Material supplied
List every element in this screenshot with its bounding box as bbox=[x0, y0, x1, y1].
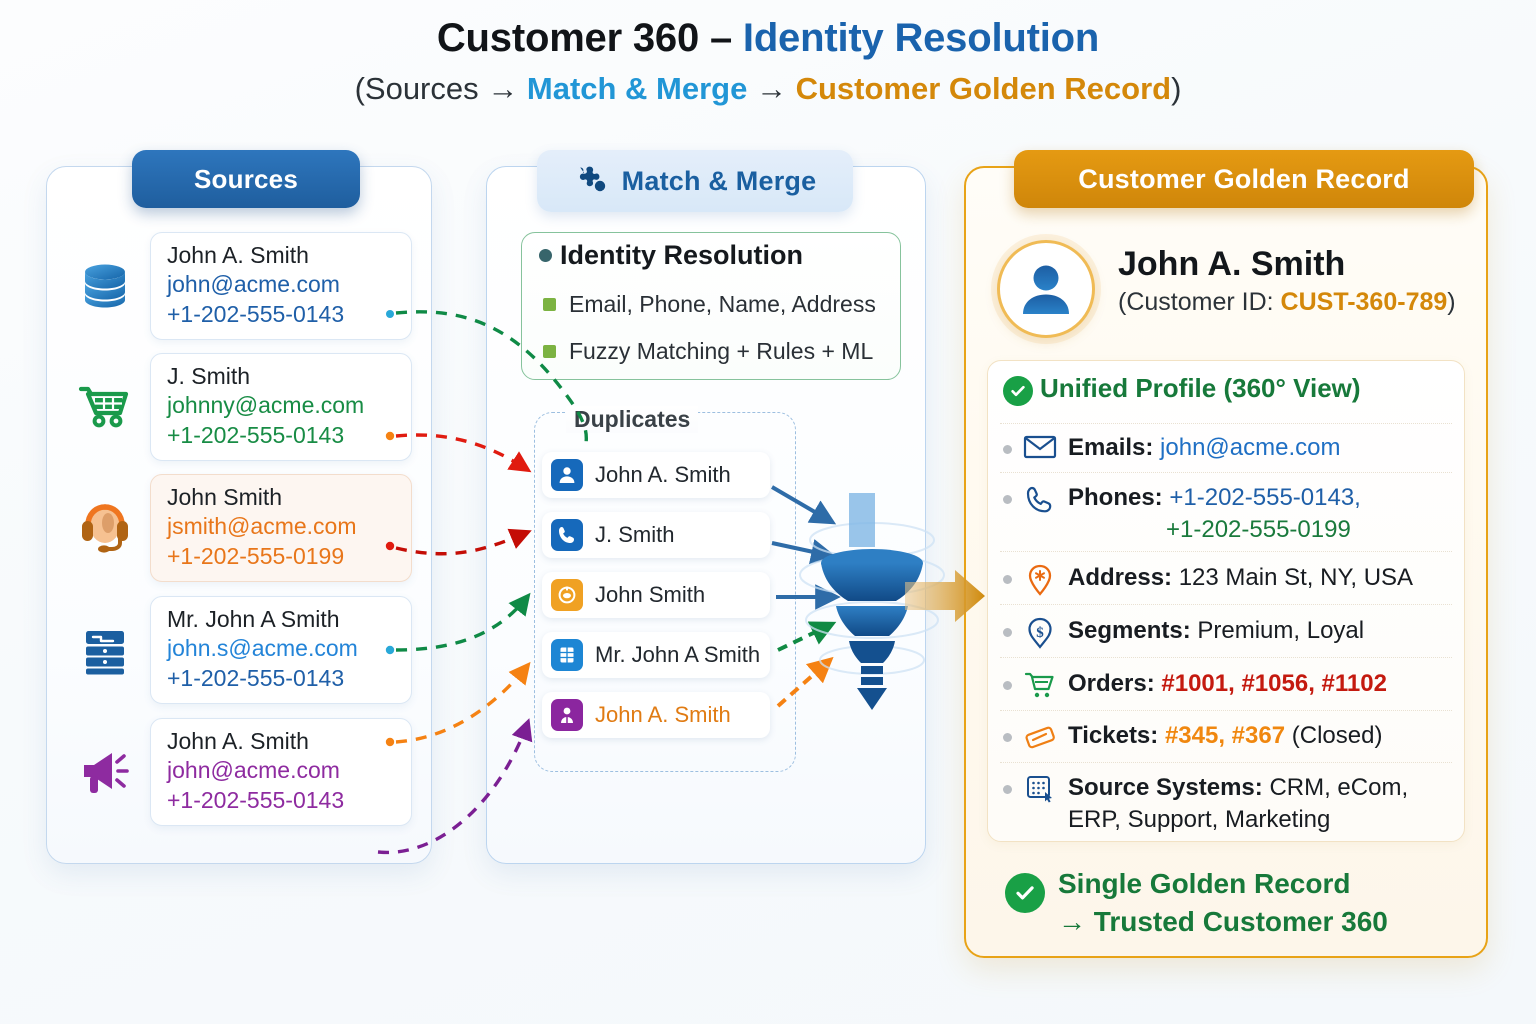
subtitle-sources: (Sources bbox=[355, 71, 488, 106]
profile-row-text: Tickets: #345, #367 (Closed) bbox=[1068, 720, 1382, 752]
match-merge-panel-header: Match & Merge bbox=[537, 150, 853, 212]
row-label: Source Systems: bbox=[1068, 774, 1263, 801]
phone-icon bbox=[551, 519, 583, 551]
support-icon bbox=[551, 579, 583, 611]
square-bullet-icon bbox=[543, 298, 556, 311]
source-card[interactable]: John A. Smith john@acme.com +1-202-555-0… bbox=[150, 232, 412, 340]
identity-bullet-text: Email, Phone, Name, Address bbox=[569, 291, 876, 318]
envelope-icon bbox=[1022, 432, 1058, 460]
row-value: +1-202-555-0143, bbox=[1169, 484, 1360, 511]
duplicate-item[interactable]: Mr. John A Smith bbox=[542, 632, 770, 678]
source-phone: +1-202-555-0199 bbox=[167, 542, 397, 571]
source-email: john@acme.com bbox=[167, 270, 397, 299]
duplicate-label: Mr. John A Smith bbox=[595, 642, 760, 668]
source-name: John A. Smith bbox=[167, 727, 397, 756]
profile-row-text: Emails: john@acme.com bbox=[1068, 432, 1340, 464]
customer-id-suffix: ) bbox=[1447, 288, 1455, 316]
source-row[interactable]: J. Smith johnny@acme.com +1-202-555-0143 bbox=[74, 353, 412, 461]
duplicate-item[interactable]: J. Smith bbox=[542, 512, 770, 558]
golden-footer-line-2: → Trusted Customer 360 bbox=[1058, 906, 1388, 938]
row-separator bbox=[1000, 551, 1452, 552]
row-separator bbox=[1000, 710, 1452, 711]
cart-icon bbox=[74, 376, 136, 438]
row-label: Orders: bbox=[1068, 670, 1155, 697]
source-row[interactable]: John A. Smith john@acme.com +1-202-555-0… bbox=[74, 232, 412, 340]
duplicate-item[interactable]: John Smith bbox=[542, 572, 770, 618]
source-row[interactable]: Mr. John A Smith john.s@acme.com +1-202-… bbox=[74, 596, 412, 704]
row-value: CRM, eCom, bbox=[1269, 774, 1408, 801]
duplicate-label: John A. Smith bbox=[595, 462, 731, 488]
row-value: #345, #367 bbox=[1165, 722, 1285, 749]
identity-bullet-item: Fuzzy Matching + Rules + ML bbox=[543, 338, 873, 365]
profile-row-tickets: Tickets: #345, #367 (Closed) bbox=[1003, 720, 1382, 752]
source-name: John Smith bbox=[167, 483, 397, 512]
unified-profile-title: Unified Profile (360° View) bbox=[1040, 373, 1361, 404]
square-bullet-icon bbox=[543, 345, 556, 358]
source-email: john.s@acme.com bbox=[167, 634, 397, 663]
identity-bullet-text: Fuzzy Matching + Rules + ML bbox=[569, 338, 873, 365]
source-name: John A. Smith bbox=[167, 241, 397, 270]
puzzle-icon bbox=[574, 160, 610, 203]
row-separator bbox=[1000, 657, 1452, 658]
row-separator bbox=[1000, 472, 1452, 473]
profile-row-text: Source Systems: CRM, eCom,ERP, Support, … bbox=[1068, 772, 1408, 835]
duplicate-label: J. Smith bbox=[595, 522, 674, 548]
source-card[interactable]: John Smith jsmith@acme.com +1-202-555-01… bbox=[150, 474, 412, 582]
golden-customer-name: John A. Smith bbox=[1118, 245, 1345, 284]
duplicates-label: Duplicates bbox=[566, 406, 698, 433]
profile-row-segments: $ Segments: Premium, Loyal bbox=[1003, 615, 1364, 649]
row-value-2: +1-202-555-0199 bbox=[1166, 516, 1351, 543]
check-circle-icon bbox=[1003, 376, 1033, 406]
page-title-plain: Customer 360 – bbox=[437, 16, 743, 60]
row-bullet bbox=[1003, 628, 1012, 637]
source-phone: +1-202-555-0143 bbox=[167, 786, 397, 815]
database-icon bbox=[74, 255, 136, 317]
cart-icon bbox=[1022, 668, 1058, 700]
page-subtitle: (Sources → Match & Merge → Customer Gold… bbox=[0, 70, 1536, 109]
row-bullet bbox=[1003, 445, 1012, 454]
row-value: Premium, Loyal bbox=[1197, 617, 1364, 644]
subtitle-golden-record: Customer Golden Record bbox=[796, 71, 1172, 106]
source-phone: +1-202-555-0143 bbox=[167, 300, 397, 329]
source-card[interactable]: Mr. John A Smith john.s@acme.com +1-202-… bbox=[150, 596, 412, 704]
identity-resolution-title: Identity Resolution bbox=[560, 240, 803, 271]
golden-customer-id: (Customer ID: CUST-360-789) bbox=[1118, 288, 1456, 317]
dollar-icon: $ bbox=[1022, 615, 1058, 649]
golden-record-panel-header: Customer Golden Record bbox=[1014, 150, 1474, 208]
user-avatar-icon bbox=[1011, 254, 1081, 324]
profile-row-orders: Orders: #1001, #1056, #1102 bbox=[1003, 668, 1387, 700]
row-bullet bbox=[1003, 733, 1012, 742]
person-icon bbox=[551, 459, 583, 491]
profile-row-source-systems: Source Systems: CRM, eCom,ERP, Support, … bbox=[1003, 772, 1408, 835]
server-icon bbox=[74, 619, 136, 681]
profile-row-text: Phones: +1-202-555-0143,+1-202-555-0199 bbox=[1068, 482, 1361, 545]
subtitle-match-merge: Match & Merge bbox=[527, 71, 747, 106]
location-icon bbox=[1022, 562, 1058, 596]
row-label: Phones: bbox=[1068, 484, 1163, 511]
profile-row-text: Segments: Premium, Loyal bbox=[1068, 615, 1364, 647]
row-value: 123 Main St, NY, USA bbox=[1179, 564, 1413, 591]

Required task
Reproduce the entries above line for line, without changing any text, and omit the pictures.

Task answer
List every element in this screenshot with its bounding box as bbox=[x0, y0, x1, y1].
subtitle-sources: (Sources bbox=[355, 71, 488, 106]
profile-row-text: Tickets: #345, #367 (Closed) bbox=[1068, 720, 1382, 752]
match-merge-panel-header: Match & Merge bbox=[537, 150, 853, 212]
row-label: Source Systems: bbox=[1068, 774, 1263, 801]
phone-icon bbox=[551, 519, 583, 551]
support-icon bbox=[551, 579, 583, 611]
square-bullet-icon bbox=[543, 298, 556, 311]
source-card[interactable]: John A. Smith john@acme.com +1-202-555-0… bbox=[150, 232, 412, 340]
identity-bullet-text: Email, Phone, Name, Address bbox=[569, 291, 876, 318]
envelope-icon bbox=[1022, 432, 1058, 460]
row-value: +1-202-555-0143, bbox=[1169, 484, 1360, 511]
duplicate-item[interactable]: Mr. John A Smith bbox=[542, 632, 770, 678]
source-phone: +1-202-555-0199 bbox=[167, 542, 397, 571]
source-email: john@acme.com bbox=[167, 270, 397, 299]
duplicate-label: Mr. John A Smith bbox=[595, 642, 760, 668]
source-name: John A. Smith bbox=[167, 727, 397, 756]
profile-row-text: Emails: john@acme.com bbox=[1068, 432, 1340, 464]
customer-id-suffix: ) bbox=[1447, 288, 1455, 316]
source-row[interactable]: J. Smith johnny@acme.com +1-202-555-0143 bbox=[74, 353, 412, 461]
duplicate-item[interactable]: J. Smith bbox=[542, 512, 770, 558]
golden-footer-line-2: → Trusted Customer 360 bbox=[1058, 906, 1388, 938]
row-separator bbox=[1000, 551, 1452, 552]
row-separator bbox=[1000, 710, 1452, 711]
cart-icon bbox=[74, 376, 136, 438]
row-label: Orders: bbox=[1068, 670, 1155, 697]
source-row[interactable]: John A. Smith john@acme.com +1-202-555-0… bbox=[74, 232, 412, 340]
duplicate-item[interactable]: John Smith bbox=[542, 572, 770, 618]
source-row[interactable]: Mr. John A Smith john.s@acme.com +1-202-… bbox=[74, 596, 412, 704]
row-value: CRM, eCom, bbox=[1269, 774, 1408, 801]
duplicate-label: John A. Smith bbox=[595, 462, 731, 488]
row-value: #345, #367 bbox=[1165, 722, 1285, 749]
identity-bullet-item: Fuzzy Matching + Rules + ML bbox=[543, 338, 873, 365]
profile-row-tickets: Tickets: #345, #367 (Closed) bbox=[1003, 720, 1382, 752]
source-name: John Smith bbox=[167, 483, 397, 512]
unified-profile-title: Unified Profile (360° View) bbox=[1040, 373, 1361, 404]
square-bullet-icon bbox=[543, 345, 556, 358]
source-email: john.s@acme.com bbox=[167, 634, 397, 663]
identity-bullet-text: Fuzzy Matching + Rules + ML bbox=[569, 338, 873, 365]
source-name: John A. Smith bbox=[167, 241, 397, 270]
puzzle-icon bbox=[574, 160, 610, 203]
row-separator bbox=[1000, 657, 1452, 658]
row-separator bbox=[1000, 472, 1452, 473]
profile-row-text: Source Systems: CRM, eCom,ERP, Support, … bbox=[1068, 772, 1408, 835]
duplicate-label: J. Smith bbox=[595, 522, 674, 548]
source-card[interactable]: John Smith jsmith@acme.com +1-202-555-01… bbox=[150, 474, 412, 582]
golden-customer-name: John A. Smith bbox=[1118, 245, 1345, 284]
duplicates-label: Duplicates bbox=[566, 406, 698, 433]
profile-row-segments: $ Segments: Premium, Loyal bbox=[1003, 615, 1364, 649]
row-value-2: +1-202-555-0199 bbox=[1166, 516, 1351, 543]
check-circle-icon bbox=[1003, 376, 1033, 406]
page-title-plain: Customer 360 – bbox=[437, 16, 743, 60]
row-bullet bbox=[1003, 628, 1012, 637]
source-phone: +1-202-555-0143 bbox=[167, 786, 397, 815]
database-icon bbox=[74, 255, 136, 317]
cart-icon bbox=[1022, 668, 1058, 700]
page-subtitle: (Sources → Match & Merge → Customer Gold… bbox=[0, 70, 1536, 109]
row-bullet bbox=[1003, 445, 1012, 454]
row-value: Premium, Loyal bbox=[1197, 617, 1364, 644]
subtitle-golden-record: Customer Golden Record bbox=[796, 71, 1172, 106]
source-phone: +1-202-555-0143 bbox=[167, 300, 397, 329]
source-card[interactable]: Mr. John A Smith john.s@acme.com +1-202-… bbox=[150, 596, 412, 704]
identity-resolution-title: Identity Resolution bbox=[560, 240, 803, 271]
golden-customer-id: (Customer ID: CUST-360-789) bbox=[1118, 288, 1456, 317]
dollar-icon: $ bbox=[1022, 615, 1058, 649]
golden-record-panel-header: Customer Golden Record bbox=[1014, 150, 1474, 208]
user-avatar-icon bbox=[1011, 254, 1081, 324]
profile-row-orders: Orders: #1001, #1056, #1102 bbox=[1003, 668, 1387, 700]
row-bullet bbox=[1003, 733, 1012, 742]
person-icon bbox=[551, 459, 583, 491]
profile-row-source-systems: Source Systems: CRM, eCom,ERP, Support, … bbox=[1003, 772, 1408, 835]
server-icon bbox=[74, 619, 136, 681]
profile-row-text: Phones: +1-202-555-0143,+1-202-555-0199 bbox=[1068, 482, 1361, 545]
subtitle-match-merge: Match & Merge bbox=[527, 71, 747, 106]
location-icon bbox=[1022, 562, 1058, 596]
row-label: Phones: bbox=[1068, 484, 1163, 511]
profile-row-text: Segments: Premium, Loyal bbox=[1068, 615, 1364, 647]
row-value: 123 Main St, NY, USA bbox=[1179, 564, 1413, 591]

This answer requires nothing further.